| Problem to solve |
Repeat every line of the records below word for word, leaving out the pictures.

(Image element box records)
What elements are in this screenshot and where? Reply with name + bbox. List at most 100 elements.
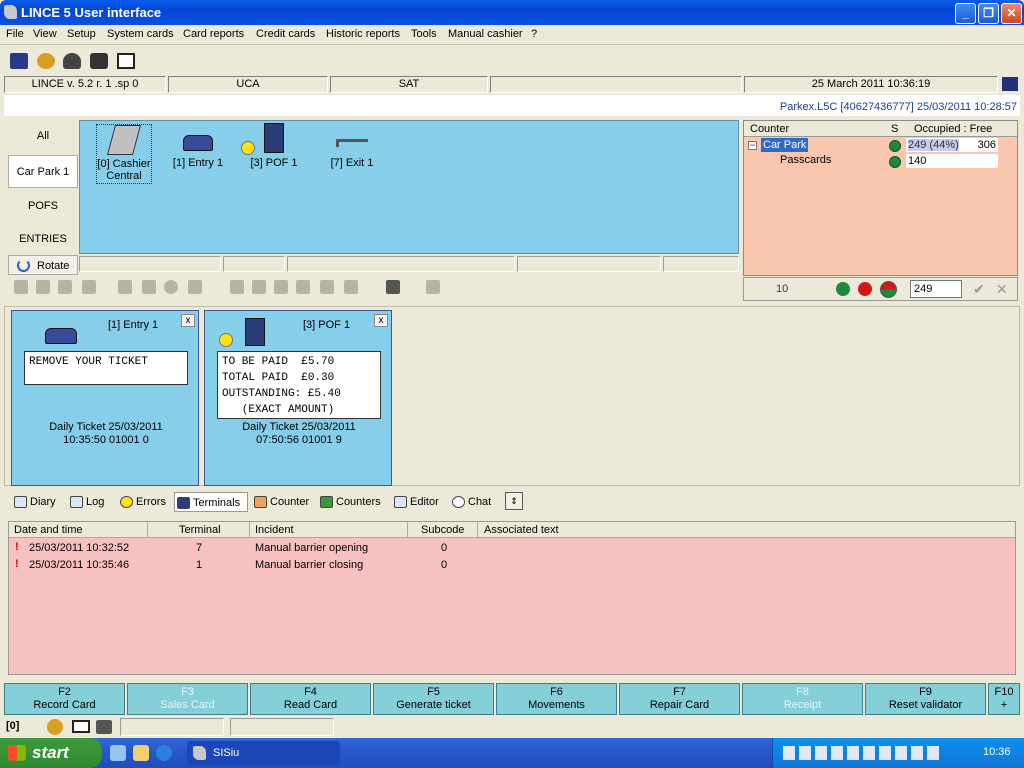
tab-terminals[interactable]: Terminals [174,492,248,512]
maximize-button[interactable]: ❐ [978,3,999,24]
device-entry[interactable]: [1] Entry 1 [170,135,226,169]
row-terminal: 1 [196,559,203,571]
block-icon [164,280,178,294]
row-datetime: 25/03/2011 10:35:46 [29,559,130,571]
occupied-free-col: Occupied : Free [914,123,993,135]
status-yellow-icon [219,333,233,347]
menu-setup[interactable]: Setup [67,28,96,40]
terminal-card-pof[interactable]: [3] POF 1 x TO BE PAID £5.70 TOTAL PAID … [204,310,392,486]
tab-errors[interactable]: Errors [118,492,174,512]
tab-label: Editor [410,496,439,508]
table-row[interactable]: ! 25/03/2011 10:35:46 1 Manual barrier c… [9,557,1015,573]
tab-editor[interactable]: Editor [392,492,446,512]
f6-movements-button[interactable]: F6 Movements [496,683,617,715]
chat-icon [452,496,465,508]
tab-log[interactable]: Log [68,492,114,512]
f5-generate-ticket-button[interactable]: F5 Generate ticket [373,683,494,715]
book-icon [70,496,83,508]
f7-repair-card-button[interactable]: F7 Repair Card [619,683,740,715]
tab-counters[interactable]: Counters [318,492,388,512]
f9-reset-validator-button[interactable]: F9 Reset validator [865,683,986,715]
nav-pofs[interactable]: POFS [8,190,78,223]
menu-manual-cashier[interactable]: Manual cashier [448,28,523,40]
close-terminal-button[interactable]: x [374,314,388,327]
grid-header: Date and time Terminal Incident Subcode … [9,522,1015,538]
f10-more-button[interactable]: F10 + [988,683,1020,715]
menu-card-reports[interactable]: Card reports [183,28,244,40]
tree-collapse-icon[interactable]: − [748,141,757,150]
menu-historic-reports[interactable]: Historic reports [326,28,400,40]
counter-col: Counter [750,123,790,135]
fkey-label: Receipt [783,699,822,711]
blank-status [490,76,742,93]
monitor-icon[interactable] [117,53,135,69]
gear-icon[interactable] [47,719,63,735]
tab-diary[interactable]: Diary [12,492,68,512]
menu-tools[interactable]: Tools [411,28,437,40]
quicklaunch-icon[interactable] [110,745,126,761]
terminal-card-entry[interactable]: [1] Entry 1 x REMOVE YOUR TICKET Daily T… [11,310,199,486]
unlock-green-icon[interactable] [836,282,850,296]
monitor-icon[interactable] [72,720,90,733]
device-pof[interactable]: [3] POF 1 [246,123,302,169]
power-icon [188,280,202,294]
start-button[interactable]: start [0,738,102,768]
col-subcode: Subcode [421,524,465,536]
computer-icon[interactable] [10,53,28,69]
ticker-bar [79,255,739,274]
tab-label: Chat [468,496,492,508]
taskbar-app-button[interactable]: SISiu [187,741,340,765]
f2-record-card-button[interactable]: F2 Record Card [4,683,125,715]
close-terminal-button[interactable]: x [181,314,195,327]
function-keys: F2 Record Card F3 Sales Card F4 Read Card F… [4,683,1020,715]
cancel-button[interactable]: ✕ [996,281,1008,298]
tab-counter[interactable]: Counter [252,492,314,512]
tray-icons[interactable] [783,746,943,760]
traffic-light-icon[interactable] [880,281,897,298]
lock-barrier-icon [58,280,72,294]
expand-panel-button[interactable]: ⇕ [505,492,523,510]
user-icon[interactable] [63,53,81,69]
menu-credit-cards[interactable]: Credit cards [256,28,315,40]
printer-icon[interactable] [96,720,112,734]
count-spinner[interactable]: 249 [910,280,962,298]
menu-help[interactable]: ? [531,28,537,40]
folder-icon[interactable] [133,745,149,761]
table-row[interactable]: ! 25/03/2011 10:32:52 7 Manual barrier o… [9,540,1015,556]
tab-label: Log [86,496,105,508]
printer-icon[interactable] [386,280,400,294]
device-cashier[interactable]: [0] Cashier Central [96,124,152,184]
row-incident: Manual barrier closing [255,559,364,571]
f8-receipt-button[interactable]: F8 Receipt [742,683,863,715]
device-exit[interactable]: [7] Exit 1 [324,139,380,169]
f3-sales-card-button[interactable]: F3 Sales Card [127,683,248,715]
nav-all[interactable]: All [8,120,78,153]
counter-row-car-park[interactable]: Car Park [761,138,809,152]
close-button[interactable]: ✕ [1001,3,1022,24]
browser-icon[interactable] [156,745,172,761]
nav-car-park-1[interactable]: Car Park 1 [8,155,78,188]
lock-red-icon[interactable] [858,282,872,296]
site-status: UCA [168,76,328,93]
menu-file[interactable]: File [6,28,24,40]
door-icon [82,280,96,294]
rotate-button[interactable]: Rotate [8,255,78,275]
system-tray: 10:36 [772,738,1024,768]
tickets-icon [274,280,288,294]
tab-chat[interactable]: Chat [450,492,500,512]
menu-view[interactable]: View [33,28,57,40]
close-barrier-icon [36,280,50,294]
counter-row-passcards[interactable]: Passcards [780,154,831,166]
menu-system-cards[interactable]: System cards [107,28,174,40]
unlock-icon [252,280,266,294]
index-status: [0] [6,720,20,732]
f4-read-card-button[interactable]: F4 Read Card [250,683,371,715]
fkey-label: Repair Card [649,699,710,711]
confirm-button[interactable]: ✔ [973,281,985,298]
fkey-label: Generate ticket [396,699,471,711]
gear-icon[interactable] [37,53,55,69]
minimize-button[interactable]: _ [955,3,976,24]
start-label: start [32,743,69,762]
nav-entries[interactable]: ENTRIES [8,223,78,256]
phone-icon[interactable] [90,53,108,69]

| Completed task |
What elements are in this screenshot and where? Reply with name + bbox. List at most 100 elements.
tab-terminals[interactable]: Terminals [174,492,248,512]
maximize-button[interactable]: ❐ [978,3,999,24]
device-entry[interactable]: [1] Entry 1 [170,135,226,169]
row-terminal: 1 [196,559,203,571]
block-icon [164,280,178,294]
row-datetime: 25/03/2011 10:35:46 [29,559,130,571]
occupied-free-col: Occupied : Free [914,123,993,135]
status-yellow-icon [219,333,233,347]
menu-setup[interactable]: Setup [67,28,96,40]
terminal-card-pof[interactable]: [3] POF 1 x TO BE PAID £5.70 TOTAL PAID … [204,310,392,486]
tab-errors[interactable]: Errors [118,492,174,512]
tab-label: Editor [410,496,439,508]
table-row[interactable]: ! 25/03/2011 10:35:46 1 Manual barrier c… [9,557,1015,573]
tab-editor[interactable]: Editor [392,492,446,512]
f6-movements-button[interactable]: F6 Movements [496,683,617,715]
chat-icon [452,496,465,508]
tab-log[interactable]: Log [68,492,114,512]
f5-generate-ticket-button[interactable]: F5 Generate ticket [373,683,494,715]
book-icon [70,496,83,508]
f7-repair-card-button[interactable]: F7 Repair Card [619,683,740,715]
tab-counters[interactable]: Counters [318,492,388,512]
f9-reset-validator-button[interactable]: F9 Reset validator [865,683,986,715]
nav-pofs[interactable]: POFS [8,190,78,223]
menu-manual-cashier[interactable]: Manual cashier [448,28,523,40]
close-terminal-button[interactable]: x [374,314,388,327]
grid-header: Date and time Terminal Incident Subcode … [9,522,1015,538]
f10-more-button[interactable]: F10 + [988,683,1020,715]
menu-card-reports[interactable]: Card reports [183,28,244,40]
tree-collapse-icon[interactable]: − [748,141,757,150]
menu-historic-reports[interactable]: Historic reports [326,28,400,40]
counter-col: Counter [750,123,790,135]
fkey-label: Receipt [783,699,822,711]
blank-status [490,76,742,93]
monitor-icon[interactable] [117,53,135,69]
gear-icon[interactable] [47,719,63,735]
tab-diary[interactable]: Diary [12,492,68,512]
menu-tools[interactable]: Tools [411,28,437,40]
quicklaunch-icon[interactable] [110,745,126,761]
terminal-card-entry[interactable]: [1] Entry 1 x REMOVE YOUR TICKET Daily T… [11,310,199,486]
unlock-green-icon[interactable] [836,282,850,296]
monitor-icon[interactable] [72,720,90,733]
device-pof[interactable]: [3] POF 1 [246,123,302,169]
power-icon [188,280,202,294]
start-button[interactable]: start [0,738,102,768]
col-subcode: Subcode [421,524,465,536]
computer-icon[interactable] [10,53,28,69]
ticker-bar [79,255,739,274]
tab-label: Chat [468,496,492,508]
taskbar-app-button[interactable]: SISiu [187,741,340,765]
f2-record-card-button[interactable]: F2 Record Card [4,683,125,715]
close-terminal-button[interactable]: x [181,314,195,327]
function-keys: F2 Record Card F3 Sales Card F4 Read Card F… [4,683,1020,715]
cancel-button[interactable]: ✕ [996,281,1008,298]
tab-counter[interactable]: Counter [252,492,314,512]
tray-icons[interactable] [783,746,943,760]
traffic-light-icon[interactable] [880,281,897,298]
lock-barrier-icon [58,280,72,294]
expand-panel-button[interactable]: ⇕ [505,492,523,510]
user-icon[interactable] [63,53,81,69]
menu-credit-cards[interactable]: Credit cards [256,28,315,40]
printer-icon[interactable] [96,720,112,734]
count-spinner[interactable]: 249 [910,280,962,298]
menu-help[interactable]: ? [531,28,537,40]
folder-icon[interactable] [133,745,149,761]
table-row[interactable]: ! 25/03/2011 10:32:52 7 Manual barrier o… [9,540,1015,556]
tab-label: Log [86,496,105,508]
printer-icon[interactable] [386,280,400,294]
device-cashier[interactable]: [0] Cashier Central [96,124,152,184]
row-incident: Manual barrier closing [255,559,364,571]
f8-receipt-button[interactable]: F8 Receipt [742,683,863,715]
device-exit[interactable]: [7] Exit 1 [324,139,380,169]
f3-sales-card-button[interactable]: F3 Sales Card [127,683,248,715]
nav-all[interactable]: All [8,120,78,153]
counter-row-car-park[interactable]: Car Park [761,138,809,152]
close-button[interactable]: ✕ [1001,3,1022,24]
browser-icon[interactable] [156,745,172,761]
nav-car-park-1[interactable]: Car Park 1 [8,155,78,188]
lock-red-icon[interactable] [858,282,872,296]
site-status: UCA [168,76,328,93]
menu-file[interactable]: File [6,28,24,40]
door-icon [82,280,96,294]
rotate-button[interactable]: Rotate [8,255,78,275]
system-tray: 10:36 [772,738,1024,768]
tickets-icon [274,280,288,294]
tab-chat[interactable]: Chat [450,492,500,512]
menu-view[interactable]: View [33,28,57,40]
close-barrier-icon [36,280,50,294]
counter-row-passcards[interactable]: Passcards [780,154,831,166]
menu-system-cards[interactable]: System cards [107,28,174,40]
unlock-icon [252,280,266,294]
index-status: [0] [6,720,20,732]
f4-read-card-button[interactable]: F4 Read Card [250,683,371,715]
fkey-label: Repair Card [649,699,710,711]
confirm-button[interactable]: ✔ [973,281,985,298]
fkey-label: Generate ticket [396,699,471,711]
gear-icon[interactable] [37,53,55,69]
minimize-button[interactable]: _ [955,3,976,24]
start-label: start [32,743,69,762]
nav-entries[interactable]: ENTRIES [8,223,78,256]
phone-icon[interactable] [90,53,108,69]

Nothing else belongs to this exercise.